┌─ Extracted data

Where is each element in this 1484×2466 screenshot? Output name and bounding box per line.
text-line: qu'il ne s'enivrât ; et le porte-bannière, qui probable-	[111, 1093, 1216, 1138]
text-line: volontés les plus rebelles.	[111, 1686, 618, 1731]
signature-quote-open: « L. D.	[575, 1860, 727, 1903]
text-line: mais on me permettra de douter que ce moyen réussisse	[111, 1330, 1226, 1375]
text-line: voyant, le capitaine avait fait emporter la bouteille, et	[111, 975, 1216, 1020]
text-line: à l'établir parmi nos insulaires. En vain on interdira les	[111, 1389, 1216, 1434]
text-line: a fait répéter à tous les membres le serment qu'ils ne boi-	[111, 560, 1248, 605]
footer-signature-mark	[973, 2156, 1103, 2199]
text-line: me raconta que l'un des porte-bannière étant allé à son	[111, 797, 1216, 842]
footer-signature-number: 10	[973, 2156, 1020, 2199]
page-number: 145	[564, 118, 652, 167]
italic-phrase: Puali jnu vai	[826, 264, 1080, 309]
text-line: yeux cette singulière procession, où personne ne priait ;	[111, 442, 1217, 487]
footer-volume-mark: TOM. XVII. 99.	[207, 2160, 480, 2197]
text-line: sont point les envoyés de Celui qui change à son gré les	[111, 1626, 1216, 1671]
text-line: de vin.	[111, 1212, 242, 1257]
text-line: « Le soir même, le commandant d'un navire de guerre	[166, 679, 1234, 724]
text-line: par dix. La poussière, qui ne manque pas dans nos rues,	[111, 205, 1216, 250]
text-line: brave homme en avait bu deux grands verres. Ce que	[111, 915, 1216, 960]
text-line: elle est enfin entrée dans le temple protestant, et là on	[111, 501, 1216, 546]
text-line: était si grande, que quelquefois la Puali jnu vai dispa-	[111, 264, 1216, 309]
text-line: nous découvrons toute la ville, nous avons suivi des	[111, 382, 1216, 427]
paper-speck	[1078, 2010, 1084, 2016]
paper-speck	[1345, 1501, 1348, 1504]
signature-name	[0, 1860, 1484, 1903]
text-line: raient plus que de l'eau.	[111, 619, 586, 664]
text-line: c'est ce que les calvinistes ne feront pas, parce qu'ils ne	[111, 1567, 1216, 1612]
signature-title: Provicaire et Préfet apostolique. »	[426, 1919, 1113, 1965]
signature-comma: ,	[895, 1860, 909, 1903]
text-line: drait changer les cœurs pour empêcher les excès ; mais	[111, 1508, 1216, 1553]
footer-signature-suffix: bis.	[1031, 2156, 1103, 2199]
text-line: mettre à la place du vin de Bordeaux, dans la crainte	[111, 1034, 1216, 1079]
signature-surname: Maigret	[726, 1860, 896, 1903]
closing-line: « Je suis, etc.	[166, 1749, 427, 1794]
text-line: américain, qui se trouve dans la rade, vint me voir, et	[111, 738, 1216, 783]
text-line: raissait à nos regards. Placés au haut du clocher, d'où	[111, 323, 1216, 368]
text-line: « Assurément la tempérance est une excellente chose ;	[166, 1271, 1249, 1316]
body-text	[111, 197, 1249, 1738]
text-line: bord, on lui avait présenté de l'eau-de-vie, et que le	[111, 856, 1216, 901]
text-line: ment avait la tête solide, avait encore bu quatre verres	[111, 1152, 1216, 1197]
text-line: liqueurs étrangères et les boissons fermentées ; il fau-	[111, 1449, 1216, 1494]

└─

* _What is expected_:
Extract every line of the items above verbatim, keeping the original order.

* _Expected output_:
Where is each element in this 1484×2466 screenshot? Output name and bounding box per line.
text-line: qu'il ne s'enivrât ; et le porte-bannière, qui probable-	[111, 1093, 1216, 1138]
text-line: volontés les plus rebelles.	[111, 1686, 618, 1731]
signature-quote-open: « L. D.	[575, 1860, 727, 1903]
text-line: mais on me permettra de douter que ce moyen réussisse	[111, 1330, 1226, 1375]
text-line: voyant, le capitaine avait fait emporter la bouteille, et	[111, 975, 1216, 1020]
text-line: à l'établir parmi nos insulaires. En vain on interdira les	[111, 1389, 1216, 1434]
text-line: a fait répéter à tous les membres le serment qu'ils ne boi-	[111, 560, 1248, 605]
footer-signature-mark	[973, 2156, 1103, 2199]
text-line: me raconta que l'un des porte-bannière étant allé à son	[111, 797, 1216, 842]
footer-signature-number: 10	[973, 2156, 1020, 2199]
page-number: 145	[564, 118, 652, 167]
italic-phrase: Puali jnu vai	[826, 264, 1080, 309]
text-line: yeux cette singulière procession, où personne ne priait ;	[111, 442, 1217, 487]
footer-volume-mark: TOM. XVII. 99.	[207, 2160, 480, 2197]
text-line: sont point les envoyés de Celui qui change à son gré les	[111, 1626, 1216, 1671]
text-line: de vin.	[111, 1212, 242, 1257]
text-line: « Le soir même, le commandant d'un navire de guerre	[166, 679, 1234, 724]
text-line: par dix. La poussière, qui ne manque pas dans nos rues,	[111, 205, 1216, 250]
text-line: brave homme en avait bu deux grands verres. Ce que	[111, 915, 1216, 960]
text-line: elle est enfin entrée dans le temple protestant, et là on	[111, 501, 1216, 546]
text-line: était si grande, que quelquefois la Puali jnu vai dispa-	[111, 264, 1216, 309]
text-line: nous découvrons toute la ville, nous avons suivi des	[111, 382, 1216, 427]
paper-speck	[1078, 2010, 1084, 2016]
paper-speck	[1345, 1501, 1348, 1504]
signature-name	[0, 1860, 1484, 1903]
text-line: raient plus que de l'eau.	[111, 619, 586, 664]
text-line: c'est ce que les calvinistes ne feront pas, parce qu'ils ne	[111, 1567, 1216, 1612]
signature-title: Provicaire et Préfet apostolique. »	[426, 1919, 1113, 1965]
signature-comma: ,	[895, 1860, 909, 1903]
text-line: drait changer les cœurs pour empêcher les excès ; mais	[111, 1508, 1216, 1553]
footer-signature-suffix: bis.	[1031, 2156, 1103, 2199]
text-line: mettre à la place du vin de Bordeaux, dans la crainte	[111, 1034, 1216, 1079]
signature-surname: Maigret	[726, 1860, 896, 1903]
closing-line: « Je suis, etc.	[166, 1749, 427, 1794]
text-line: américain, qui se trouve dans la rade, vint me voir, et	[111, 738, 1216, 783]
text-line: raissait à nos regards. Placés au haut du clocher, d'où	[111, 323, 1216, 368]
text-line: « Assurément la tempérance est une excellente chose ;	[166, 1271, 1249, 1316]
body-text	[111, 197, 1249, 1738]
text-line: bord, on lui avait présenté de l'eau-de-vie, et que le	[111, 856, 1216, 901]
text-line: ment avait la tête solide, avait encore bu quatre verres	[111, 1152, 1216, 1197]
text-line: liqueurs étrangères et les boissons fermentées ; il fau-	[111, 1449, 1216, 1494]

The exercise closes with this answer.